**Set problem**
Reproduce the listing below exactly. Pictures do not belong in the copy.

Stored data
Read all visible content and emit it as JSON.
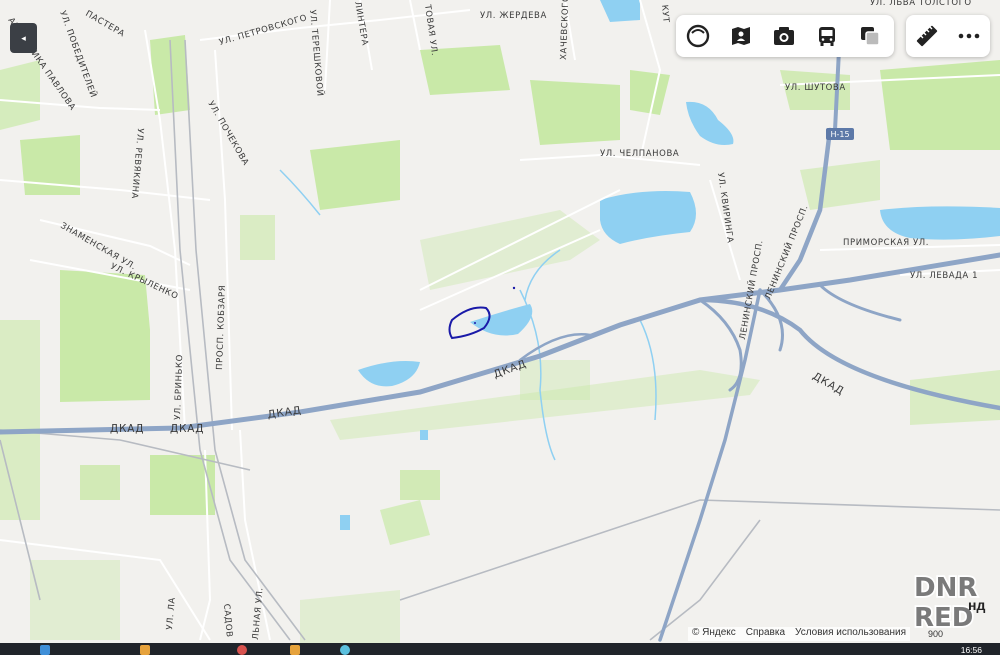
{
  "map": {
    "streets": {
      "pastera": "ПАСТЕРА",
      "akademika_pavlova": "АКАДЕМИКА ПАВЛОВА",
      "pobeditelei": "УЛ. ПОБЕДИТЕЛЕЙ",
      "petrovskogo": "УЛ. ПЕТРОВСКОГО",
      "tereshkovoi": "УЛ. ТЕРЕШКОВОЙ",
      "linter": "ЛИНТЕРА",
      "tovaya": "ТОВАЯ УЛ.",
      "zherdeva": "УЛ. ЖЕРДЕВА",
      "khachevskogo": "ХАЧЕВСКОГО",
      "kut": "КУТ",
      "lva_tolstogo": "УЛ. ЛЬВА ТОЛСТОГО",
      "shutova": "УЛ. ШУТОВА",
      "pochekova": "УЛ. ПОЧЕКОВА",
      "revyakina": "УЛ. РЕВЯКИНА",
      "chelpanova": "УЛ. ЧЕЛПАНОВА",
      "kviringa": "УЛ. КВИРИНГА",
      "znamenskaya": "ЗНАМЕНСКАЯ УЛ.",
      "krylenko": "УЛ. КРЫЛЕНКО",
      "leninsky_1": "ЛЕНИНСКИЙ ПРОСП.",
      "leninsky_2": "ЛЕНИНСКИЙ ПРОСП.",
      "primorskaya": "ПРИМОРСКАЯ УЛ.",
      "levada": "УЛ. ЛЕВАДА 1",
      "kobzarya": "ПРОСП. КОБЗАРЯ",
      "brinko": "УЛ. БРИНЬКО",
      "sadovaya": "САДОВ",
      "lnaya": "ЛЬНАЯ УЛ.",
      "ul_la": "УЛ. ЛА",
      "dkad_1": "ДКАД",
      "dkad_2": "ДКАД",
      "dkad_3": "ДКАД",
      "dkad_4": "ДКАД",
      "dkad_5": "ДКАД",
      "h15": "H-15"
    },
    "colors": {
      "land": "#f2f1ee",
      "green": "#c9e9a8",
      "water": "#8fd0f2",
      "highway": "#8ea5c6",
      "road": "#ffffff",
      "selection": "#1a1aa8"
    }
  },
  "controls": {
    "back_icon": "◂",
    "toolbar_icons": [
      "layers-icon",
      "panorama-icon",
      "photo-icon",
      "transport-icon",
      "map-type-icon"
    ],
    "ruler_icon": "ruler-icon",
    "more_icon": "more-icon"
  },
  "footer": {
    "copyright": "© Яндекс",
    "help": "Справка",
    "terms": "Условия использования",
    "scale": "900",
    "partial": "нд"
  },
  "taskbar": {
    "clock": "16:56"
  },
  "watermark": {
    "line1": "DNR",
    "line2": "RED"
  }
}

**Final result**
Read all visible content and emit it as JSON.
{
  "map": {
    "streets": {
      "pastera": "ПАСТЕРА",
      "akademika_pavlova": "АКАДЕМИКА ПАВЛОВА",
      "pobeditelei": "УЛ. ПОБЕДИТЕЛЕЙ",
      "petrovskogo": "УЛ. ПЕТРОВСКОГО",
      "tereshkovoi": "УЛ. ТЕРЕШКОВОЙ",
      "linter": "ЛИНТЕРА",
      "tovaya": "ТОВАЯ УЛ.",
      "zherdeva": "УЛ. ЖЕРДЕВА",
      "khachevskogo": "ХАЧЕВСКОГО",
      "kut": "КУТ",
      "lva_tolstogo": "УЛ. ЛЬВА ТОЛСТОГО",
      "shutova": "УЛ. ШУТОВА",
      "pochekova": "УЛ. ПОЧЕКОВА",
      "revyakina": "УЛ. РЕВЯКИНА",
      "chelpanova": "УЛ. ЧЕЛПАНОВА",
      "kviringa": "УЛ. КВИРИНГА",
      "znamenskaya": "ЗНАМЕНСКАЯ УЛ.",
      "krylenko": "УЛ. КРЫЛЕНКО",
      "leninsky_1": "ЛЕНИНСКИЙ ПРОСП.",
      "leninsky_2": "ЛЕНИНСКИЙ ПРОСП.",
      "primorskaya": "ПРИМОРСКАЯ УЛ.",
      "levada": "УЛ. ЛЕВАДА 1",
      "kobzarya": "ПРОСП. КОБЗАРЯ",
      "brinko": "УЛ. БРИНЬКО",
      "sadovaya": "САДОВ",
      "lnaya": "ЛЬНАЯ УЛ.",
      "ul_la": "УЛ. ЛА",
      "dkad_1": "ДКАД",
      "dkad_2": "ДКАД",
      "dkad_3": "ДКАД",
      "dkad_4": "ДКАД",
      "dkad_5": "ДКАД",
      "h15": "H-15"
    },
    "colors": {
      "land": "#f2f1ee",
      "green": "#c9e9a8",
      "water": "#8fd0f2",
      "highway": "#8ea5c6",
      "road": "#ffffff",
      "selection": "#1a1aa8"
    }
  },
  "controls": {
    "back_icon": "◂",
    "toolbar_icons": [
      "layers-icon",
      "panorama-icon",
      "photo-icon",
      "transport-icon",
      "map-type-icon"
    ],
    "ruler_icon": "ruler-icon",
    "more_icon": "more-icon"
  },
  "footer": {
    "copyright": "© Яндекс",
    "help": "Справка",
    "terms": "Условия использования",
    "scale": "900",
    "partial": "нд"
  },
  "taskbar": {
    "clock": "16:56"
  },
  "watermark": {
    "line1": "DNR",
    "line2": "RED"
  }
}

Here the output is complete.